*** INPUT FOR THIS TASK ***
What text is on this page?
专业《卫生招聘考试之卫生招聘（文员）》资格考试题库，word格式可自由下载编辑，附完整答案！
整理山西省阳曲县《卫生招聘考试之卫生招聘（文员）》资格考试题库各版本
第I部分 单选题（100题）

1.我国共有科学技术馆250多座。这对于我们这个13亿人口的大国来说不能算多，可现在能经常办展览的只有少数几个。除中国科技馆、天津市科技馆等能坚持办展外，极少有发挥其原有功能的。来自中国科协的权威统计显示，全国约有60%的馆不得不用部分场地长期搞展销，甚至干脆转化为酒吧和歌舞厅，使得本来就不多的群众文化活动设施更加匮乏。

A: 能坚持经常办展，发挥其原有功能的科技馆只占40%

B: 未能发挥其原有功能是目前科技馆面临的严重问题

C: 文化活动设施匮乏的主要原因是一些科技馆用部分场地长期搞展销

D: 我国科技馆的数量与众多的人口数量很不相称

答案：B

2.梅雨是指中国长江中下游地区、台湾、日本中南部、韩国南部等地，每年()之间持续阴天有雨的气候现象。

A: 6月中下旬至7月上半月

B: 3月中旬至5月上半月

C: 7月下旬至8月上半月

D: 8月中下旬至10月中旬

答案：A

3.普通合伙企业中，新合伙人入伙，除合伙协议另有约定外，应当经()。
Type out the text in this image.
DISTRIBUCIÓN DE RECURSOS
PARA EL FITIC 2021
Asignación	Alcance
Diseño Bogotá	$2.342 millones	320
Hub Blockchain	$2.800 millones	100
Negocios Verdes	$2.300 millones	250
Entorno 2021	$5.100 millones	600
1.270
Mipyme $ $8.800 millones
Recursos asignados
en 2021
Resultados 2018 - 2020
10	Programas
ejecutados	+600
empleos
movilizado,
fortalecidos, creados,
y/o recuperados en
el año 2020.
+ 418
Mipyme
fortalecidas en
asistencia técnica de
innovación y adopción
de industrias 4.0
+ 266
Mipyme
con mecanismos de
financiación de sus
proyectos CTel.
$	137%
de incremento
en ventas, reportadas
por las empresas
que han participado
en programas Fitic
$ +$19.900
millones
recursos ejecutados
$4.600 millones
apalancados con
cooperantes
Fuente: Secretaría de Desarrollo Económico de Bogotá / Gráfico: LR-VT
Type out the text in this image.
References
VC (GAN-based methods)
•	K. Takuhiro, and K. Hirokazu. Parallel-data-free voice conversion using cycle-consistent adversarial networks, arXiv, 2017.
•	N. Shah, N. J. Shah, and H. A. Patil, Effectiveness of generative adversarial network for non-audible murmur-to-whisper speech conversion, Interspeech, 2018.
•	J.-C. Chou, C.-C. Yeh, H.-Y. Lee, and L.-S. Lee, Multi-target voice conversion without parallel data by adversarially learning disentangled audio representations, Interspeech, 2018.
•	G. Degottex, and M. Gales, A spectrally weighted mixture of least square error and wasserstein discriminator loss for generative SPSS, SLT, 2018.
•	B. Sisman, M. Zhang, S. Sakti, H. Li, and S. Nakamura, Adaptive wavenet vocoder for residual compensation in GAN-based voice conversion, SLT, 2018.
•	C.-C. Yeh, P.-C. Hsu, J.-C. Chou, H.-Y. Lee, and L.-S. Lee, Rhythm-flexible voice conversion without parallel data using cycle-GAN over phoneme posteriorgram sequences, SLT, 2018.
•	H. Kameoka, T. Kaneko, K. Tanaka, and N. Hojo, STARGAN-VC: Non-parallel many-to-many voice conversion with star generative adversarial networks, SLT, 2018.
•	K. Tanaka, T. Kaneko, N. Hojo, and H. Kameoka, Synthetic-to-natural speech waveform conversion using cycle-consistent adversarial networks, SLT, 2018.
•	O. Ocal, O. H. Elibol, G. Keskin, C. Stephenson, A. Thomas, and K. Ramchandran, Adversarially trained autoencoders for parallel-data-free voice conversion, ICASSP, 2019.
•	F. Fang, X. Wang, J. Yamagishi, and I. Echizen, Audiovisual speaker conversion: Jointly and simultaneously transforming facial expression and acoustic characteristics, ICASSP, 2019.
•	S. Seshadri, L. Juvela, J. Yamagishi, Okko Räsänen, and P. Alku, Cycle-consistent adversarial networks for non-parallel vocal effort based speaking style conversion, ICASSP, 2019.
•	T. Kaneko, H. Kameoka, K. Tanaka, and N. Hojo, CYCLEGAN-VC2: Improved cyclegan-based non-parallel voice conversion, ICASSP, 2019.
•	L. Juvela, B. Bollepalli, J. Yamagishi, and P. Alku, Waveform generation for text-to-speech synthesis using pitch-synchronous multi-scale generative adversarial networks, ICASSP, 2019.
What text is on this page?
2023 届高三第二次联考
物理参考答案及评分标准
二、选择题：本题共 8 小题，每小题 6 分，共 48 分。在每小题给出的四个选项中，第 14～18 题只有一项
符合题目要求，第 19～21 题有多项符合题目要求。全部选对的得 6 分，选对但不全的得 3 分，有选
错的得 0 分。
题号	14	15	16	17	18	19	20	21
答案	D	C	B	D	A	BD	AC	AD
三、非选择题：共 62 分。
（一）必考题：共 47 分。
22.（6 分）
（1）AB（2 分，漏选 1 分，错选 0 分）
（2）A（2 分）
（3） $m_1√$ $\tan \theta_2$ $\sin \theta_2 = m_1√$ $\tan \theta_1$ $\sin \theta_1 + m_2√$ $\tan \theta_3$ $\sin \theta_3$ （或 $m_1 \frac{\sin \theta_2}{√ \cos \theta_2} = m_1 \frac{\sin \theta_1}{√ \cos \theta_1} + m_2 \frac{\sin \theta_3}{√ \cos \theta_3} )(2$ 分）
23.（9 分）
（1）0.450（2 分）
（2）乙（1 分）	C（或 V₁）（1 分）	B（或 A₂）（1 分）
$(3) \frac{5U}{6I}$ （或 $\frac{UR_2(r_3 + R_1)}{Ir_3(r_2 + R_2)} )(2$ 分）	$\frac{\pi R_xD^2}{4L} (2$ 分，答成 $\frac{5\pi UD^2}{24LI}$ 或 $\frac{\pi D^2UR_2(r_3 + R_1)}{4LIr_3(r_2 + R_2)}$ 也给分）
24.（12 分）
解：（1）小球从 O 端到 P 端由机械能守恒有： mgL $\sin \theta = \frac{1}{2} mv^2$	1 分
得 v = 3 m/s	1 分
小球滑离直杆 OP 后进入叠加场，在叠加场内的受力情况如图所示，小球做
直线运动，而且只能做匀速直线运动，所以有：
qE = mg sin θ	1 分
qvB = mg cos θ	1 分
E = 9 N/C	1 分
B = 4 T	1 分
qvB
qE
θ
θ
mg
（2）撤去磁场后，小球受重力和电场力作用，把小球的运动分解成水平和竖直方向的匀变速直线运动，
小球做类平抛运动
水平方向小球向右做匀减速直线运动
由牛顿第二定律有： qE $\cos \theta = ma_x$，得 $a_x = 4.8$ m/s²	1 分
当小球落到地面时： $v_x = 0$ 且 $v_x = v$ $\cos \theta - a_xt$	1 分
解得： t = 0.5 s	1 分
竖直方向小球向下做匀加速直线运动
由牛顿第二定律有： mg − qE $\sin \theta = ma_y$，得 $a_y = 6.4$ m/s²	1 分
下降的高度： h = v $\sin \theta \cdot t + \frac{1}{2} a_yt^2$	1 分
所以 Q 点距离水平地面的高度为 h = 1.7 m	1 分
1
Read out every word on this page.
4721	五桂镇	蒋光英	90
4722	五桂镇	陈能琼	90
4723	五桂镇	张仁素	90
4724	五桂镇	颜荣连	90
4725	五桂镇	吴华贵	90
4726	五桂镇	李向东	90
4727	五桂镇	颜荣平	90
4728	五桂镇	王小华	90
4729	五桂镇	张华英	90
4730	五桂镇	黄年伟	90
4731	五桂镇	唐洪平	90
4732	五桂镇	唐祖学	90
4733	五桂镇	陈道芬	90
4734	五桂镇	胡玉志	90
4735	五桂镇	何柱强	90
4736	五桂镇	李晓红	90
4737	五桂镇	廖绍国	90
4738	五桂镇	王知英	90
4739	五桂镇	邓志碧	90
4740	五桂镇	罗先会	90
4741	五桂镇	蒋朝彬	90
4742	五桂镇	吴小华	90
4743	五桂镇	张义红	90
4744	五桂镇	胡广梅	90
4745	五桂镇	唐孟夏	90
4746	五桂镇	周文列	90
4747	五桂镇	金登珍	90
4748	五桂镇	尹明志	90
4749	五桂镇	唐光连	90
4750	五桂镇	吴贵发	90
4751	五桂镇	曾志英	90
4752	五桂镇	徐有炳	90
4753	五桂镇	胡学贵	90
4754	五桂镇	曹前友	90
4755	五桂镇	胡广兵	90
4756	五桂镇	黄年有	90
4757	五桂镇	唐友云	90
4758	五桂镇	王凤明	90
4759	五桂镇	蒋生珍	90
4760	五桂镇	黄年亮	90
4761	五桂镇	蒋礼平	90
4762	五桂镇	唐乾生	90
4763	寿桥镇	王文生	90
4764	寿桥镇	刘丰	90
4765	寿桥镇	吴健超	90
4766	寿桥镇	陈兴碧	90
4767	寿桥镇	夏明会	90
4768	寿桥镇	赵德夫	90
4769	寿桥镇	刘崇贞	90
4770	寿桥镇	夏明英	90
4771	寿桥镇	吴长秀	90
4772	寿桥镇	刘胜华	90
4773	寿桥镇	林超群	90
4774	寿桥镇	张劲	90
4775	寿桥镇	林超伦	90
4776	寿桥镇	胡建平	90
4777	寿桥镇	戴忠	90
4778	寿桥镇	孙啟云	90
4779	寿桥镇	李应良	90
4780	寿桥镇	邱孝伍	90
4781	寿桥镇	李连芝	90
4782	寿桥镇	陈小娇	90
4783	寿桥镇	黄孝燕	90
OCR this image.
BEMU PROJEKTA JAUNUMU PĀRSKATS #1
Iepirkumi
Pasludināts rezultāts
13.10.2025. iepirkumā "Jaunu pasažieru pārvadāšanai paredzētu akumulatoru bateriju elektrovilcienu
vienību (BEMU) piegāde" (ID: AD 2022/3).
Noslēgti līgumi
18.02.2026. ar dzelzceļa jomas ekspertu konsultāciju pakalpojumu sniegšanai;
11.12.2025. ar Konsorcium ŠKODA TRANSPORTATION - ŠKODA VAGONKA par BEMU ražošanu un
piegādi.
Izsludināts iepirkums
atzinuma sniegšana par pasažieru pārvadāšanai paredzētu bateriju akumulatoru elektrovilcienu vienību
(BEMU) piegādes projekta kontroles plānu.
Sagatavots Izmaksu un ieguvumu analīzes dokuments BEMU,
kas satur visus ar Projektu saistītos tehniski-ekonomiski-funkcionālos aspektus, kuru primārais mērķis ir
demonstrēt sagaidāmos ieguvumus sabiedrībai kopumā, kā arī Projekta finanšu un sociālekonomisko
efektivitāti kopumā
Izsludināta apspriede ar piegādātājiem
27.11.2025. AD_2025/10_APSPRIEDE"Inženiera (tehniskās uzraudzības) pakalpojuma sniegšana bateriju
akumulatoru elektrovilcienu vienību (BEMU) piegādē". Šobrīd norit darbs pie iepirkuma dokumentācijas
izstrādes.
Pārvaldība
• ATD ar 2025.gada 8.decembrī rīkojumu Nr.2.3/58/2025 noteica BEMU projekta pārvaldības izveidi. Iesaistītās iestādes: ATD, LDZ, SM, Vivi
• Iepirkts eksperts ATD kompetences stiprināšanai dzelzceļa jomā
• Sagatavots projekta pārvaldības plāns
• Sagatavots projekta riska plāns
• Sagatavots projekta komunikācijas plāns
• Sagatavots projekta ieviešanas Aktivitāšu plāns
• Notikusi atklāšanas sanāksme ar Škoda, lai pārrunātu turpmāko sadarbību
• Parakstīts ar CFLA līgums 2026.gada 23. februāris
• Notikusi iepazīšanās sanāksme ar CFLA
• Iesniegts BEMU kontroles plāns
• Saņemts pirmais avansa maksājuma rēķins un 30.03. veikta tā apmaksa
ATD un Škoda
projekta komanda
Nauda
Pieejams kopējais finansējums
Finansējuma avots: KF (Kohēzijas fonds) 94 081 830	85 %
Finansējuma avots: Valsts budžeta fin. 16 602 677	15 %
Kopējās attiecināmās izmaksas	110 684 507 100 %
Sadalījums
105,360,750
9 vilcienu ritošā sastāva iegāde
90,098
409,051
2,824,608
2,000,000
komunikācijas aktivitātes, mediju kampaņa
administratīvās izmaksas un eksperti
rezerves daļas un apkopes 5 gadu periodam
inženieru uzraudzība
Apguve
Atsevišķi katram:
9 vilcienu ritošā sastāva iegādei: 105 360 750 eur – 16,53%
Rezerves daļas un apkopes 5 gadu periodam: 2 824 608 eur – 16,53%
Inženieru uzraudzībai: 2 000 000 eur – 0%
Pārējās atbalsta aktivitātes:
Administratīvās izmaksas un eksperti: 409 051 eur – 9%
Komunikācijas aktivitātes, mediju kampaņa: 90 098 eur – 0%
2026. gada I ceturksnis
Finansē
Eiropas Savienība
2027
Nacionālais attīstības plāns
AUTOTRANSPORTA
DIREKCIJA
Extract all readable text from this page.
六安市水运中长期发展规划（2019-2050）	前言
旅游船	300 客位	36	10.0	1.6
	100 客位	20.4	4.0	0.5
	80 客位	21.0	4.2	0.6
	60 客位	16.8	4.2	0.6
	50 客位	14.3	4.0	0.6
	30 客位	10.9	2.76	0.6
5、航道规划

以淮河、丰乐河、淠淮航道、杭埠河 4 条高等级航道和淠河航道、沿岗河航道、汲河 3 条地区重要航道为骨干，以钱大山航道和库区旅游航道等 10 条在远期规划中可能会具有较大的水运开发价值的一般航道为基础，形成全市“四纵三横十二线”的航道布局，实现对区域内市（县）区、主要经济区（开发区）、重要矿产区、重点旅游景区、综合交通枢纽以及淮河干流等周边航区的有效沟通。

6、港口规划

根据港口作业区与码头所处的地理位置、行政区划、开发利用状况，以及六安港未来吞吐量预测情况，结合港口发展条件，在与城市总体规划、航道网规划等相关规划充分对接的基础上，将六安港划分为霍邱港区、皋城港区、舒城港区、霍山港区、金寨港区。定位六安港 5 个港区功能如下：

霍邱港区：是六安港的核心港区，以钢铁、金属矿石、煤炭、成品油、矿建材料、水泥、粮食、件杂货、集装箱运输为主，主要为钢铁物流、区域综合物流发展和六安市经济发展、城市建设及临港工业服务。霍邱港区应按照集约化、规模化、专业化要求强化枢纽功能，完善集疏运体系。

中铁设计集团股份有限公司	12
***
GOAL
Copy exactly the line containing "Extract all readable text from this page." and every line after it, ending with the last line of the records above.

FINISHED TASK
Extract all readable text from this page.
六安市水运中长期发展规划（2019-2050）	前言
旅游船	300 客位	36	10.0	1.6
	100 客位	20.4	4.0	0.5
	80 客位	21.0	4.2	0.6
	60 客位	16.8	4.2	0.6
	50 客位	14.3	4.0	0.6
	30 客位	10.9	2.76	0.6
5、航道规划

以淮河、丰乐河、淠淮航道、杭埠河 4 条高等级航道和淠河航道、沿岗河航道、汲河 3 条地区重要航道为骨干，以钱大山航道和库区旅游航道等 10 条在远期规划中可能会具有较大的水运开发价值的一般航道为基础，形成全市“四纵三横十二线”的航道布局，实现对区域内市（县）区、主要经济区（开发区）、重要矿产区、重点旅游景区、综合交通枢纽以及淮河干流等周边航区的有效沟通。

6、港口规划

根据港口作业区与码头所处的地理位置、行政区划、开发利用状况，以及六安港未来吞吐量预测情况，结合港口发展条件，在与城市总体规划、航道网规划等相关规划充分对接的基础上，将六安港划分为霍邱港区、皋城港区、舒城港区、霍山港区、金寨港区。定位六安港 5 个港区功能如下：

霍邱港区：是六安港的核心港区，以钢铁、金属矿石、煤炭、成品油、矿建材料、水泥、粮食、件杂货、集装箱运输为主，主要为钢铁物流、区域综合物流发展和六安市经济发展、城市建设及临港工业服务。霍邱港区应按照集约化、规模化、专业化要求强化枢纽功能，完善集疏运体系。

中铁设计集团股份有限公司	12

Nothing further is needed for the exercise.